- What to produce -
Identify each line below that contains the word "AppXamarin", and copy it out.
╭─ Data rows
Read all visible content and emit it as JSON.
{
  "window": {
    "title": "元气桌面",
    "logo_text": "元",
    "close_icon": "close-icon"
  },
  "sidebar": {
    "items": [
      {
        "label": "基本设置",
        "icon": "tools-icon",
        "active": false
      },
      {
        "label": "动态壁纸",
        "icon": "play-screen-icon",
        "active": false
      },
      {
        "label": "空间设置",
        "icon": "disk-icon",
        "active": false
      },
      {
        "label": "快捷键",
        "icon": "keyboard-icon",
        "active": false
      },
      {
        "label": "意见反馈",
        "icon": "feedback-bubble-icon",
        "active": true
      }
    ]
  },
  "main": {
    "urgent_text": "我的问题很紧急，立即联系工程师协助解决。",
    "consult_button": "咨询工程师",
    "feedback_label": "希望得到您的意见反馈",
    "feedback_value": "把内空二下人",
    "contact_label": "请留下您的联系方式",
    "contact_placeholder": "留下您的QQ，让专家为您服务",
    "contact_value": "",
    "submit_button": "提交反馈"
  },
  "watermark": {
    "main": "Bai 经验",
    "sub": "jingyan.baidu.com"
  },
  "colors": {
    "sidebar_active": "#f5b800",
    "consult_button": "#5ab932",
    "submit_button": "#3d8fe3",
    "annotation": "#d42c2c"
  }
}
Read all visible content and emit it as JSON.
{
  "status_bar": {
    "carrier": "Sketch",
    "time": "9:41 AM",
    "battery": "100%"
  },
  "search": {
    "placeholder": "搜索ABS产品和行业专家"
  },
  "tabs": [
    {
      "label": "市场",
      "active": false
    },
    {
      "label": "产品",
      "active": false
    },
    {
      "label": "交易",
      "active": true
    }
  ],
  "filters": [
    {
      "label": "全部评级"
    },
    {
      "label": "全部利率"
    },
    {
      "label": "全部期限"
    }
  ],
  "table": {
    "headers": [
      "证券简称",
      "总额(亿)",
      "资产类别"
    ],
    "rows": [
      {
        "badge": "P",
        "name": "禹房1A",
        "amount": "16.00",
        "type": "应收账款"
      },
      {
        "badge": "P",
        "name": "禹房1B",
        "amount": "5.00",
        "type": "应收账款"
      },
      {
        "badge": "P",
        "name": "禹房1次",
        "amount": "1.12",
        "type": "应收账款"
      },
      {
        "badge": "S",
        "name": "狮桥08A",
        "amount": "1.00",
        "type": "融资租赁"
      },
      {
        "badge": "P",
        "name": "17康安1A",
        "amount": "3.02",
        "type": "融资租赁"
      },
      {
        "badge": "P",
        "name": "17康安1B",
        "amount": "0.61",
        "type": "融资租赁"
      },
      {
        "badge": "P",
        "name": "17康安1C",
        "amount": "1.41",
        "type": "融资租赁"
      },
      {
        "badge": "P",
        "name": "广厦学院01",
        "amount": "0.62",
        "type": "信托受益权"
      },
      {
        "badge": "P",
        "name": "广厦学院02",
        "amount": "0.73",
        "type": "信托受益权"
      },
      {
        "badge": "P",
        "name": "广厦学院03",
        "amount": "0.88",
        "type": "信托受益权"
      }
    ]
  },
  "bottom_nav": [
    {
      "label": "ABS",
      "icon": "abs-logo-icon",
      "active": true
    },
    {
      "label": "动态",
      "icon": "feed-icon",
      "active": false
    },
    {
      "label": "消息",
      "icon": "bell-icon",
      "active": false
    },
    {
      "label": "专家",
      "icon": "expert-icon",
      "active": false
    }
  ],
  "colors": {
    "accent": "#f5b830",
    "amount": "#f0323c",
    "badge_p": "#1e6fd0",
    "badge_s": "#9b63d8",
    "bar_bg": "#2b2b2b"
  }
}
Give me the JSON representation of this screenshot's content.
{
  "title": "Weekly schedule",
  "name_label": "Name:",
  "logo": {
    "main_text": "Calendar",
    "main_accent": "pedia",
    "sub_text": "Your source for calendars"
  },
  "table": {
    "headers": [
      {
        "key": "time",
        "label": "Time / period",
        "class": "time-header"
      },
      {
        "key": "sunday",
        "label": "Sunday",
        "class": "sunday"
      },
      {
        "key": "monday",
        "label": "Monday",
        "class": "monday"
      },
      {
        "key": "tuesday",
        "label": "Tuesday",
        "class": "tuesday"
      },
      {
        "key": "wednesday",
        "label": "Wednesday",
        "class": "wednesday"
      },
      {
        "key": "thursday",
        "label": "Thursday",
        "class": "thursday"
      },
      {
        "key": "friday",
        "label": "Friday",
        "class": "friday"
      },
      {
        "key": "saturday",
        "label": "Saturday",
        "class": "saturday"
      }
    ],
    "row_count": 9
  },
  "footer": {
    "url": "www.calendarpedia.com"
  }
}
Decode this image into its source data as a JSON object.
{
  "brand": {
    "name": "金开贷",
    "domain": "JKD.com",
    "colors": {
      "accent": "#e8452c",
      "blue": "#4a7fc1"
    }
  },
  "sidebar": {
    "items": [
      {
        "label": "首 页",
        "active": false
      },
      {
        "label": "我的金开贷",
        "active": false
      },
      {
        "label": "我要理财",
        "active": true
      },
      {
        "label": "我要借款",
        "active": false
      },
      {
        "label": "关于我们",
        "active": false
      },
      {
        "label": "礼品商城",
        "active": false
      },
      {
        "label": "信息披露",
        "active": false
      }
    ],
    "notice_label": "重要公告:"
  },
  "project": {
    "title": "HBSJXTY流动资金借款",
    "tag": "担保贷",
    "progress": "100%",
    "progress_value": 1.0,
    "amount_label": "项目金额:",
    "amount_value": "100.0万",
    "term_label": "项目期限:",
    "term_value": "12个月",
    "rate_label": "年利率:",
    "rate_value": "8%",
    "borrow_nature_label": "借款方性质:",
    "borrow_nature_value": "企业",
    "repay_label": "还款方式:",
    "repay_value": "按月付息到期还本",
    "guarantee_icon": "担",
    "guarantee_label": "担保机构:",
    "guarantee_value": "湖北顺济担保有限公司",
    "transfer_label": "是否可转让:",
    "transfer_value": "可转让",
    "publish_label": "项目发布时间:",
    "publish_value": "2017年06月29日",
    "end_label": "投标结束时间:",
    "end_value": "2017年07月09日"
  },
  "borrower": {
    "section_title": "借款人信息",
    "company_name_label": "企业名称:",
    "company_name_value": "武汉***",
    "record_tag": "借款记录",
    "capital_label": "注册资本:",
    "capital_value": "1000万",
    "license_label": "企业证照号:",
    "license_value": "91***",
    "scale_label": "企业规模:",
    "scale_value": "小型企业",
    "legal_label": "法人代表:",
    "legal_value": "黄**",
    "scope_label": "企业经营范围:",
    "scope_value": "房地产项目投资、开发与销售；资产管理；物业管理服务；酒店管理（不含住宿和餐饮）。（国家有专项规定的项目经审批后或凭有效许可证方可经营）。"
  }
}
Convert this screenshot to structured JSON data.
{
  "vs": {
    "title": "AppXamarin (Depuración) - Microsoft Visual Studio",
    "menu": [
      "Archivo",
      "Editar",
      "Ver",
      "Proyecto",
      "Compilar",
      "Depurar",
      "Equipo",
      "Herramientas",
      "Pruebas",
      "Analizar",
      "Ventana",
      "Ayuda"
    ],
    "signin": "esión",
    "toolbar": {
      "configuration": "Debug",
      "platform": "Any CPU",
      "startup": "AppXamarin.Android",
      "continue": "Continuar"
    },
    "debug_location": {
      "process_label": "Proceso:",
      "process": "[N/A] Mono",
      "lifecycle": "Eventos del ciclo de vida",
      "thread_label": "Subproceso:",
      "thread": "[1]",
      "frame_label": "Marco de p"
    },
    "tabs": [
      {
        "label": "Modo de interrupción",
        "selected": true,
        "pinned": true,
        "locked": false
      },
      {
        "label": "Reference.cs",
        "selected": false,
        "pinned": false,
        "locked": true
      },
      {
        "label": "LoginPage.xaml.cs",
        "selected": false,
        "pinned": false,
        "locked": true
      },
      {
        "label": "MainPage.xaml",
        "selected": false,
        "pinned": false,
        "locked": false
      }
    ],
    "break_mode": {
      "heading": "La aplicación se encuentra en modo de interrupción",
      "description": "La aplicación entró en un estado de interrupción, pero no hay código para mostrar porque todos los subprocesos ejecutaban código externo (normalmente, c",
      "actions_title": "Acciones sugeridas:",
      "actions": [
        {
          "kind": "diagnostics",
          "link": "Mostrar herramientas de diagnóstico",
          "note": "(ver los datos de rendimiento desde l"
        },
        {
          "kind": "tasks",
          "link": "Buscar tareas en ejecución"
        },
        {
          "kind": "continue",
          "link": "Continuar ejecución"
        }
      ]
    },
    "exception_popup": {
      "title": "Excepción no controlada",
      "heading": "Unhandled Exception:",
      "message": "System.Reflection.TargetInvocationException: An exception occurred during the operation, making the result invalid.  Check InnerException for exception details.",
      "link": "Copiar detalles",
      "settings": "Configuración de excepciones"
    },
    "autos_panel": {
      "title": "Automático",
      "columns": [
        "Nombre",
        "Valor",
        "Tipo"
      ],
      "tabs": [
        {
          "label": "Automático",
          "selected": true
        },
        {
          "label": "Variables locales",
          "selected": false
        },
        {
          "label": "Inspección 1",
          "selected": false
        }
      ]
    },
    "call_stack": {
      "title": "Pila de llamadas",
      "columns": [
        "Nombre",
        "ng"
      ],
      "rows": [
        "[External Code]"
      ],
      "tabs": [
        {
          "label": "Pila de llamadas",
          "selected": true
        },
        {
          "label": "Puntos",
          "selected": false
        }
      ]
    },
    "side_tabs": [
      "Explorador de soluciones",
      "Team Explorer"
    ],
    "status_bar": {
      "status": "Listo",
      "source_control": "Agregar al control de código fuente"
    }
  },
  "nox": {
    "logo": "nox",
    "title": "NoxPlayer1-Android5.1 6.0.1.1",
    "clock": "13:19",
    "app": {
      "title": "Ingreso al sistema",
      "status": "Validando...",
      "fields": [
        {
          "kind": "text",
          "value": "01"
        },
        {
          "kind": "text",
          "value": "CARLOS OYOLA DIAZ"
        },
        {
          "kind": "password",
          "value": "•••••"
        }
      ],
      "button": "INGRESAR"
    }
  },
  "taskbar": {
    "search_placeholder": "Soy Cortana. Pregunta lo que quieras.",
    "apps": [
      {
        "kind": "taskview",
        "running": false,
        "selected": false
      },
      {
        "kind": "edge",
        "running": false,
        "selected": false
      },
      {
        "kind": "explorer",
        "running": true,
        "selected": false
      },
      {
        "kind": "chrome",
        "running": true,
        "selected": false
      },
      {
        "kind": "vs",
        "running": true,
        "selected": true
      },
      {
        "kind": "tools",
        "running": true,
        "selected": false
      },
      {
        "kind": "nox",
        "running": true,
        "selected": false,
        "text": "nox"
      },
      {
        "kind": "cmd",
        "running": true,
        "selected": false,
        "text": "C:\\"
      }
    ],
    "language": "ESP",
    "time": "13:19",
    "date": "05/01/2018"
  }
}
╰─
- Worked answer -
    "title": "AppXamarin (Depuración) - Microsoft Visual Studio",
      "startup": "AppXamarin.Android",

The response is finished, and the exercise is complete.